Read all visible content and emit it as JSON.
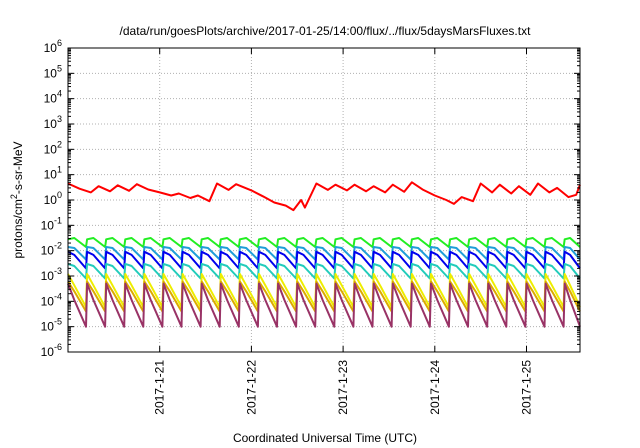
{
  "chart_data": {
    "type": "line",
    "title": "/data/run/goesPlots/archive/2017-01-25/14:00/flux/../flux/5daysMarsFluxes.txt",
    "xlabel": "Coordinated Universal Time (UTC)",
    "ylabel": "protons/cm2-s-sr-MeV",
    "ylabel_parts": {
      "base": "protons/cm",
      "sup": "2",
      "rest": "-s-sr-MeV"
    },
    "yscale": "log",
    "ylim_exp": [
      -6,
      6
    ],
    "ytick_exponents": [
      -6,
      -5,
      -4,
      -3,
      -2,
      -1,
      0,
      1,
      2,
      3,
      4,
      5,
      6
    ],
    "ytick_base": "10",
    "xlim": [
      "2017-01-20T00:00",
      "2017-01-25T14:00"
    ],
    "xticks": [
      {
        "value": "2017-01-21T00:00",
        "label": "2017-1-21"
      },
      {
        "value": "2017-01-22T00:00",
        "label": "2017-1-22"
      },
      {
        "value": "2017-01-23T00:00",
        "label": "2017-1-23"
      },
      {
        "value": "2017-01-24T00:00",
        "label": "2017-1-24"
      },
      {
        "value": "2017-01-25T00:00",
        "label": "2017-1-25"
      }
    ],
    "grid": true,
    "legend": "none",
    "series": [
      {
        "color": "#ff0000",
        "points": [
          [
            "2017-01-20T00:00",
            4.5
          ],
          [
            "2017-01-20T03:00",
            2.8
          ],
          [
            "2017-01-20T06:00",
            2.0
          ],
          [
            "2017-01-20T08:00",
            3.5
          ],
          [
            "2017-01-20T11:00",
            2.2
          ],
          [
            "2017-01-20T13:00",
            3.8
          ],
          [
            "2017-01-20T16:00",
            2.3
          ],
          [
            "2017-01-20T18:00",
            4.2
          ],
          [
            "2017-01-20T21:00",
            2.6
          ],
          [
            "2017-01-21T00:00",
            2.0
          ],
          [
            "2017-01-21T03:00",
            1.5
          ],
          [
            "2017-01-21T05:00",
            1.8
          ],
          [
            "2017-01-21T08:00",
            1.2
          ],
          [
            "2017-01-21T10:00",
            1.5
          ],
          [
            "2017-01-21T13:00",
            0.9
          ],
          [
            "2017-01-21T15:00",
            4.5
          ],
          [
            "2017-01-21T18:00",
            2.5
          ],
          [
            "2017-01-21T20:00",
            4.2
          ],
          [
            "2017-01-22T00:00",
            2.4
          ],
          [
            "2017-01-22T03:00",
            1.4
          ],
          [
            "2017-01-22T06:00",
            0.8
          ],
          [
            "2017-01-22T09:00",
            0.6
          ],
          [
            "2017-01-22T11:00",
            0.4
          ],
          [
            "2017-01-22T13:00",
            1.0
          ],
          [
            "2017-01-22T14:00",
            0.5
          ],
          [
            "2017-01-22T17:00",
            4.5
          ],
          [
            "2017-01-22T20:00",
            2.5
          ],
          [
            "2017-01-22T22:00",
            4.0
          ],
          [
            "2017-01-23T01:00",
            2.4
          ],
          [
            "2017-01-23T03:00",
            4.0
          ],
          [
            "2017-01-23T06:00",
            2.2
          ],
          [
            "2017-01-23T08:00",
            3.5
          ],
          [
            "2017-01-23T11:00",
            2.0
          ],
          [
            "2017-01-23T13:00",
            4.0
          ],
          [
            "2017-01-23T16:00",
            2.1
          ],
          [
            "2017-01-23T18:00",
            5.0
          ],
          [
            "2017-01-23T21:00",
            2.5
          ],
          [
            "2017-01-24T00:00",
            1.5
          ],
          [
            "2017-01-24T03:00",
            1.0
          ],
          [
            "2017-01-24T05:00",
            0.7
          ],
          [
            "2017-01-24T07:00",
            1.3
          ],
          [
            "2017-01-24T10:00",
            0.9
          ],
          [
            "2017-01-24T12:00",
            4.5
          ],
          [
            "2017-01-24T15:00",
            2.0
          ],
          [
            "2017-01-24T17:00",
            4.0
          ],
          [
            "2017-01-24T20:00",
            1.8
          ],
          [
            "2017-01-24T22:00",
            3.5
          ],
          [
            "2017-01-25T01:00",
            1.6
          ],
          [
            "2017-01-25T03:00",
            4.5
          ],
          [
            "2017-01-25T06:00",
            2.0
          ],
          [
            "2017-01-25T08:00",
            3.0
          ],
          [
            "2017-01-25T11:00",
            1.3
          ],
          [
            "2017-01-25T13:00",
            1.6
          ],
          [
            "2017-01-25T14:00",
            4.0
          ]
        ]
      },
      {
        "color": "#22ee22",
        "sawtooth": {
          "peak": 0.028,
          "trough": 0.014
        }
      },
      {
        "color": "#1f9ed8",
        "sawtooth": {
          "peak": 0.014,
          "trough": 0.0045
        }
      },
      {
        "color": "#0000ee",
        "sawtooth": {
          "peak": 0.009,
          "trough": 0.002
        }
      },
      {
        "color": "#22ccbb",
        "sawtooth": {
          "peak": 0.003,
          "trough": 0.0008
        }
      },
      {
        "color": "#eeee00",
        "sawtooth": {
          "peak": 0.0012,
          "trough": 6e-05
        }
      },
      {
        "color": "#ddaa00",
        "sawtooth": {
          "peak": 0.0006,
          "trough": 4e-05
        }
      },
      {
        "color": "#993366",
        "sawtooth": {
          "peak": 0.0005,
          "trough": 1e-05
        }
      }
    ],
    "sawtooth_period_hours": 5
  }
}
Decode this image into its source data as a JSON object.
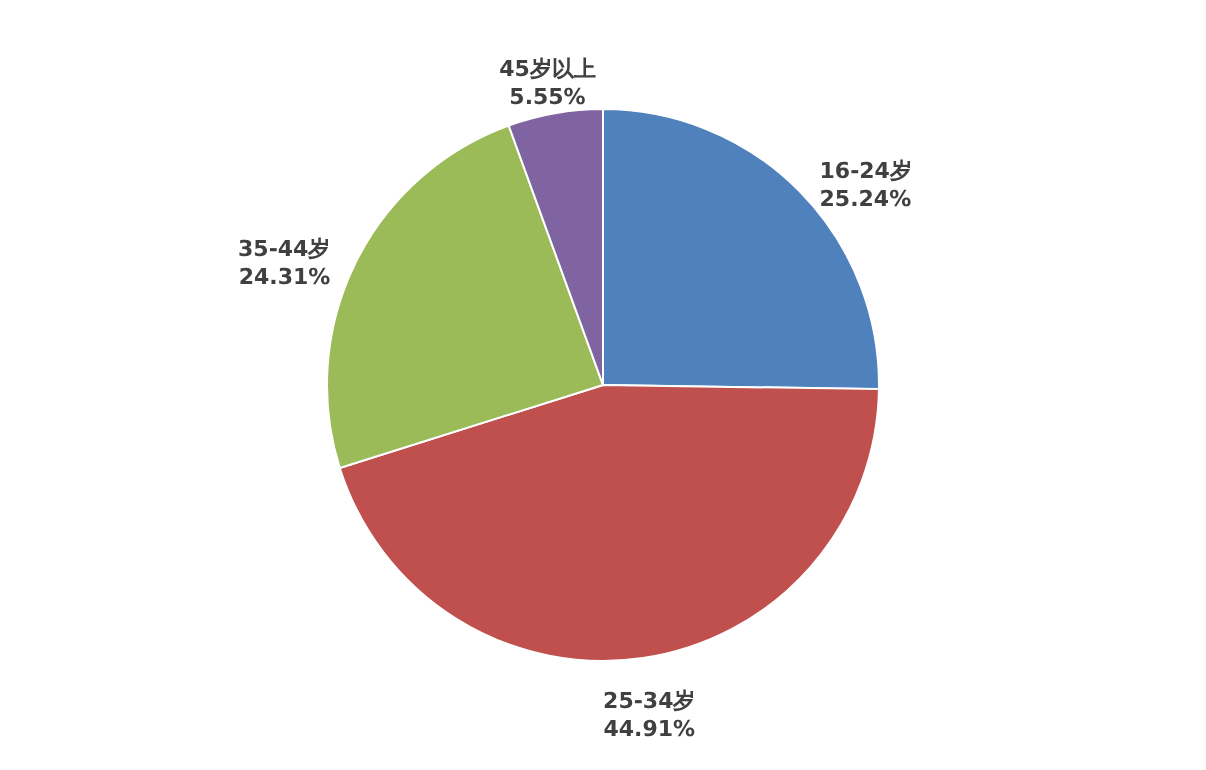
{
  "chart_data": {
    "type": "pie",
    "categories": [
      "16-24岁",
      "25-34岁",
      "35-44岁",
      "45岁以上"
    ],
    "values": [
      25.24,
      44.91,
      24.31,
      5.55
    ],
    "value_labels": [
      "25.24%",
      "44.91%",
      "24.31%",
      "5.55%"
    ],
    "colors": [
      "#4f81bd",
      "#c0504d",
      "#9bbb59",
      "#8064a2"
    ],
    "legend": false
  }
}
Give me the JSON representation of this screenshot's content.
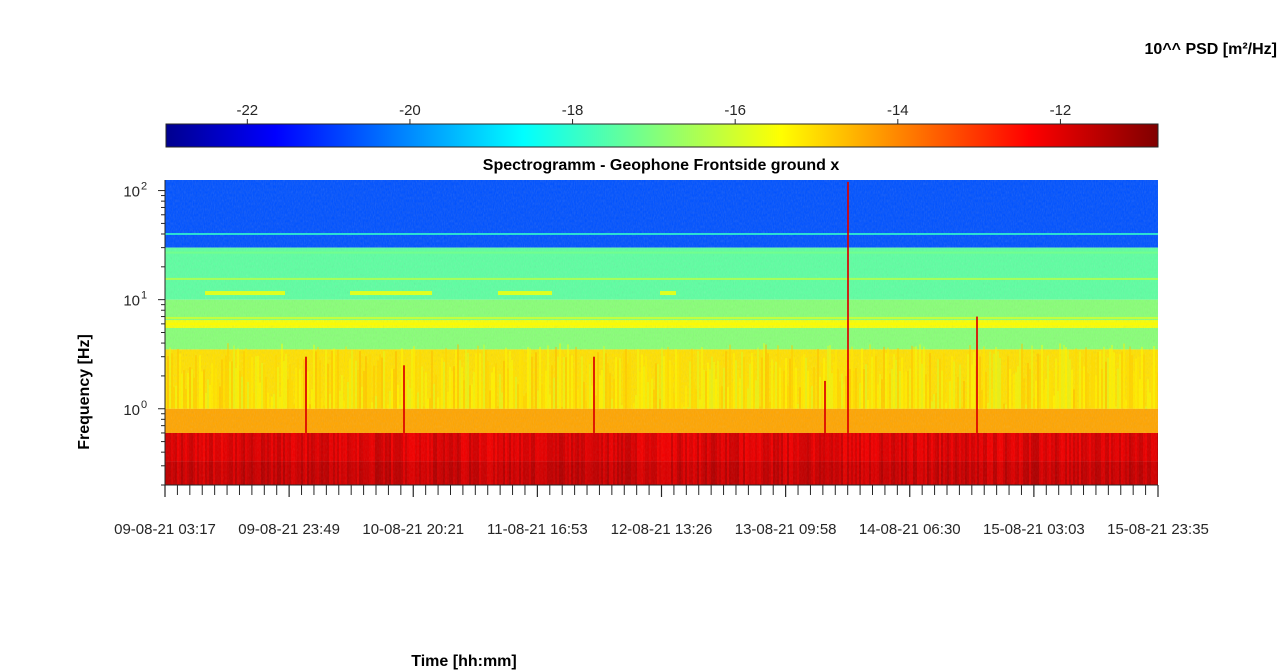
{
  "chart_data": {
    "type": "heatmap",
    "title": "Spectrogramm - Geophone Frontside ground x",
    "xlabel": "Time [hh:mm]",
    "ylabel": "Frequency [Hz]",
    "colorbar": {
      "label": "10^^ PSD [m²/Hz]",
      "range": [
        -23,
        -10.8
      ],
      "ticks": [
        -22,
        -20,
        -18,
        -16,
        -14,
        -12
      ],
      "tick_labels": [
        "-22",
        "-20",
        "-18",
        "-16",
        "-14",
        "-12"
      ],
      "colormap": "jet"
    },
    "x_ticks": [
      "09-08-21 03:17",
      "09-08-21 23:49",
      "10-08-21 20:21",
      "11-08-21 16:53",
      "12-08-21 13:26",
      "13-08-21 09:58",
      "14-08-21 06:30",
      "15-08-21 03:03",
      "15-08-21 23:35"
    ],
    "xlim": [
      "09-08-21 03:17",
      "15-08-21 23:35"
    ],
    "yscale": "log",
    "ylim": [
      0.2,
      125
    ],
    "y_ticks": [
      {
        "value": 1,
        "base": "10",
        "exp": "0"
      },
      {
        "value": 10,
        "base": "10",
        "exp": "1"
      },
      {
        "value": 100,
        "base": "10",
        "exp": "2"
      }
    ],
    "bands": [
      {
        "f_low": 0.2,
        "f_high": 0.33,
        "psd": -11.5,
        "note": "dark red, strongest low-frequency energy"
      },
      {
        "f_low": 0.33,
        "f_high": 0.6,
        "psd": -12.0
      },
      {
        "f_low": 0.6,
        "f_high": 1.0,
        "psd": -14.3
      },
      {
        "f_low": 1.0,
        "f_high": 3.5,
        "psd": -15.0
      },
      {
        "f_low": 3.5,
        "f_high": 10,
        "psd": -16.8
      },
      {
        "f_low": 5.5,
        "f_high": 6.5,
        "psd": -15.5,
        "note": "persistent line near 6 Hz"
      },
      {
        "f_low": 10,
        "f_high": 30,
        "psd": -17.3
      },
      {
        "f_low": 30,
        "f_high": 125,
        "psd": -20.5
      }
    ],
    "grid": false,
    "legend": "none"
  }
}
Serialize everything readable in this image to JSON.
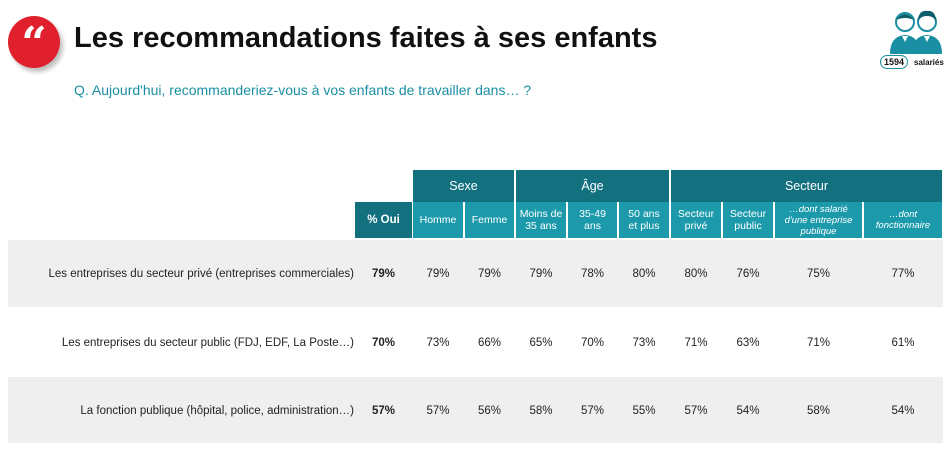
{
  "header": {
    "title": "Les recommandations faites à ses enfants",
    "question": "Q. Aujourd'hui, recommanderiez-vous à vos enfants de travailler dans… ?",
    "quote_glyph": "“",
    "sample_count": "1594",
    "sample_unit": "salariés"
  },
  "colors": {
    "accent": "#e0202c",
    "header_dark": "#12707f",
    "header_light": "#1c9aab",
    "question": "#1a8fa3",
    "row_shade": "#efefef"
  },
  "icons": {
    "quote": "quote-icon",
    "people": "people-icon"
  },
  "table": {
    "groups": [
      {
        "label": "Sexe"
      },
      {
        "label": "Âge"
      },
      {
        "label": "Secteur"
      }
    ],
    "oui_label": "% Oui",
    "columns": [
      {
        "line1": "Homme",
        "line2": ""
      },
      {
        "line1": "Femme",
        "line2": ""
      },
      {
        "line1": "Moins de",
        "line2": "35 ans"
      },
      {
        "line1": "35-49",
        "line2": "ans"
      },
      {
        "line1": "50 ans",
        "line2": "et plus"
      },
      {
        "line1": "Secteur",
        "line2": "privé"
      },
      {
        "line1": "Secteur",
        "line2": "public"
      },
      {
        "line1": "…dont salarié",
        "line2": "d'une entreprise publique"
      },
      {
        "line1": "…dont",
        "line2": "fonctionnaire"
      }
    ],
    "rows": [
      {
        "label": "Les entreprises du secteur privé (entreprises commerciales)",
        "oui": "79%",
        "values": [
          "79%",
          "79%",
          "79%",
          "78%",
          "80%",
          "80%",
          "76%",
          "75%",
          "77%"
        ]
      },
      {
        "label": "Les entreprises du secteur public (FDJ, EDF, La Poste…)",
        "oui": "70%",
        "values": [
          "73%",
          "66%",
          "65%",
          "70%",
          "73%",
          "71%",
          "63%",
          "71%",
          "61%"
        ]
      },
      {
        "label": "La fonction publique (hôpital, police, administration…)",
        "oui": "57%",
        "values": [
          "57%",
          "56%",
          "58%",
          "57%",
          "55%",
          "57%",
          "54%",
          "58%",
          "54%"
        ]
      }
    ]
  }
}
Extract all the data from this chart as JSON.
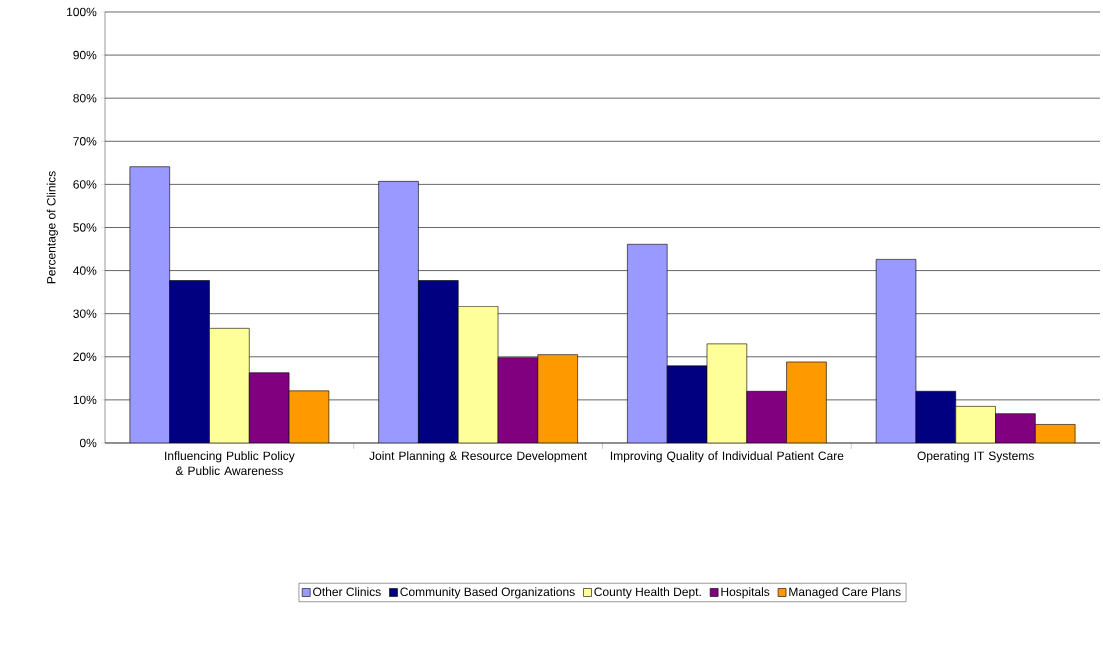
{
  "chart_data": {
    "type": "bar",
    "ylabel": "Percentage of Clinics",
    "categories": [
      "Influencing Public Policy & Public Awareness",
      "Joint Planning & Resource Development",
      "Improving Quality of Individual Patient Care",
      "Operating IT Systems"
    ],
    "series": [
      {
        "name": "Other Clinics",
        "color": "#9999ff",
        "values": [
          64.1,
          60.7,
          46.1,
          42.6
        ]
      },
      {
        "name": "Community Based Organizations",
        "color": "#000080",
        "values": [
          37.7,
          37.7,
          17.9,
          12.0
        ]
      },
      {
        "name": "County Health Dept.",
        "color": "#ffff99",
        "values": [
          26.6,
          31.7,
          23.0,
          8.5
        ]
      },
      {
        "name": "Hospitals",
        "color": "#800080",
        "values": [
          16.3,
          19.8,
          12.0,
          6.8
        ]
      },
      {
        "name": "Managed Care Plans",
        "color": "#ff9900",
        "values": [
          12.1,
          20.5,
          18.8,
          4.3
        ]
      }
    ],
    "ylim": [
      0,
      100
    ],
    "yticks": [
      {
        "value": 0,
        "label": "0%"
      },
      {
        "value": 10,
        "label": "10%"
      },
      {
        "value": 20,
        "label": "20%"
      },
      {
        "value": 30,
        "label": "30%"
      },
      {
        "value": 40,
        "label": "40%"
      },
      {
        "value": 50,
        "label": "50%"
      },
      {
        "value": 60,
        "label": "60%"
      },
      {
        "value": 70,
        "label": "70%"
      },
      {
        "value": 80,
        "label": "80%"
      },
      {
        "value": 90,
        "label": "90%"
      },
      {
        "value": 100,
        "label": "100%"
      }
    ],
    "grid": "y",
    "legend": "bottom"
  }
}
____________________
Show all lines in the entries above where the string "content" appears.

→ Result
Read all visible content and emit it as JSON.
Give me the JSON representation of this screenshot's content.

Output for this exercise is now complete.